(WRITTEN INSTRUCTION) How many of the lines here include "mortality"? Answer with a single number.

---------- DATASET EXCERPTS

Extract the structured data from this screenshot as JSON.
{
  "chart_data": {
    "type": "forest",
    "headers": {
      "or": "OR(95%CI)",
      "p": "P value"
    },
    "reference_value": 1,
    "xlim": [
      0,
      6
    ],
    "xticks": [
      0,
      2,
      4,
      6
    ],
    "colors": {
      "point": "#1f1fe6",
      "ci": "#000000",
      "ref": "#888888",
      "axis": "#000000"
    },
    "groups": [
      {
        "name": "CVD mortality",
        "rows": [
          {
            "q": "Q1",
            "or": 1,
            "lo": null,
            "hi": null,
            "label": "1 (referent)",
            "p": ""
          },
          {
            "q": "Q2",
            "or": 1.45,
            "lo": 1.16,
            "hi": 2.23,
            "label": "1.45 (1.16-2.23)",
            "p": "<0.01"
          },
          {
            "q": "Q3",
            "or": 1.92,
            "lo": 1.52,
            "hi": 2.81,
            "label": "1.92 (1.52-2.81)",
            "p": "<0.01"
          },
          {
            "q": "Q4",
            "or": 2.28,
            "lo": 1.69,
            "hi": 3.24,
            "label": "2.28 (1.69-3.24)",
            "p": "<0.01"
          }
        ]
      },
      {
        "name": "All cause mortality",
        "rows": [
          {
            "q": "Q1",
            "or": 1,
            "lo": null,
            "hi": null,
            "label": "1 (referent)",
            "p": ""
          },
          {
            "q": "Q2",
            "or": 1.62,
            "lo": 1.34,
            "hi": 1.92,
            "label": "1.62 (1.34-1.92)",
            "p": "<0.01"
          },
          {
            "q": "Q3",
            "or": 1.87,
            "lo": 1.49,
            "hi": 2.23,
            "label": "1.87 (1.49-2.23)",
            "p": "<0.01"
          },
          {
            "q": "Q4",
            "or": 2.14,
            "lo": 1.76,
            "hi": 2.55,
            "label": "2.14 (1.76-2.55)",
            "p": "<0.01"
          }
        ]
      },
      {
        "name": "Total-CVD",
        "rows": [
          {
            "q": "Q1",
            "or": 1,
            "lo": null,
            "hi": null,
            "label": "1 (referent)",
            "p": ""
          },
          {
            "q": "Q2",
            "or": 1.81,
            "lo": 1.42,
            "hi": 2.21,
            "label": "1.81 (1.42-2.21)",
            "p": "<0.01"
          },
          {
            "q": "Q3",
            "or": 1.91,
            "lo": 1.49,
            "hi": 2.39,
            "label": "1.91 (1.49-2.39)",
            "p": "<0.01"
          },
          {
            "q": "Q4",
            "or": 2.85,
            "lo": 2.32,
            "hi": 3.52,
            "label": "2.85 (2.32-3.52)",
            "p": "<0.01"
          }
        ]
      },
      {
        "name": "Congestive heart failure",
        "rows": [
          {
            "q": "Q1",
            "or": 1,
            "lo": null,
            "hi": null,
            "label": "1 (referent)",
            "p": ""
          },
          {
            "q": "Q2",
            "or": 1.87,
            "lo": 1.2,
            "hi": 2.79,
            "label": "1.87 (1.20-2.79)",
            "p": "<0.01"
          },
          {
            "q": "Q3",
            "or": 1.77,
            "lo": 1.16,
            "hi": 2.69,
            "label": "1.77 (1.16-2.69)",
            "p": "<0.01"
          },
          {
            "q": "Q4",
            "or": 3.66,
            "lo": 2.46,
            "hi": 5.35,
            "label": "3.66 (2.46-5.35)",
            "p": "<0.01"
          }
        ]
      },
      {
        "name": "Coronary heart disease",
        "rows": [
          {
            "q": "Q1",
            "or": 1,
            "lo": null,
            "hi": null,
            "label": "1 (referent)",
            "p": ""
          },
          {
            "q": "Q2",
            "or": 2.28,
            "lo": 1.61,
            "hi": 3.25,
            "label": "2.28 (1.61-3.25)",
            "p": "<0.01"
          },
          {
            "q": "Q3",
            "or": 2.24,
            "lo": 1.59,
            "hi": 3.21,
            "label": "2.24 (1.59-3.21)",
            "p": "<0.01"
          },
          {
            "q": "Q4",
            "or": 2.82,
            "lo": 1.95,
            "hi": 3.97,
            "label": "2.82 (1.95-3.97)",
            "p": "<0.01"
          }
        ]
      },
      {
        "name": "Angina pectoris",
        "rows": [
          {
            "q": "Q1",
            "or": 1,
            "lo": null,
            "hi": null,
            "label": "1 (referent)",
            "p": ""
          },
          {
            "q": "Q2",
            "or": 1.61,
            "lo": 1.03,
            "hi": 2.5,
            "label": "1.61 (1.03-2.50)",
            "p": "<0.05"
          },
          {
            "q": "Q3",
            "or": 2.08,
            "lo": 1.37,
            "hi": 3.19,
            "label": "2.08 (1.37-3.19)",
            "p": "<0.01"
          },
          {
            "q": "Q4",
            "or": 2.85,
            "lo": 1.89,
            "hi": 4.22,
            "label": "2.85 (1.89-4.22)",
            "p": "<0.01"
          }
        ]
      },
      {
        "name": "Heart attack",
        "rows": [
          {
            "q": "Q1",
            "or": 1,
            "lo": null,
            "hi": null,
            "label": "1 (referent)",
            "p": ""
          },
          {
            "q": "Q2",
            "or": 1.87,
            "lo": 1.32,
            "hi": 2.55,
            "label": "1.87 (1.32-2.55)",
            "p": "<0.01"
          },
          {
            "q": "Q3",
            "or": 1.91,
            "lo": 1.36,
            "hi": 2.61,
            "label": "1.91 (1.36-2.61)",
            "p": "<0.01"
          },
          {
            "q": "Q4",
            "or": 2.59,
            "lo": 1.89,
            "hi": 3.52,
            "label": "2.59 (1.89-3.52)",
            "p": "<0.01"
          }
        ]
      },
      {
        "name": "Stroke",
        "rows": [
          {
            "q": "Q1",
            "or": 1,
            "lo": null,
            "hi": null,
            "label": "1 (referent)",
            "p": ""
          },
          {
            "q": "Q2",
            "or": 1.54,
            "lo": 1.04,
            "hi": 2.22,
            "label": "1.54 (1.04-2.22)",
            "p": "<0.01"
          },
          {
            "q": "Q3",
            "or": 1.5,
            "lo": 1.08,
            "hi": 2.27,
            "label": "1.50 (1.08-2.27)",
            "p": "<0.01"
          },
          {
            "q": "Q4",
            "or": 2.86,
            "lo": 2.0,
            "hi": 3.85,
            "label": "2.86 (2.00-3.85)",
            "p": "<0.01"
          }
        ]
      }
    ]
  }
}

--------------------

(FINAL ANSWER) 2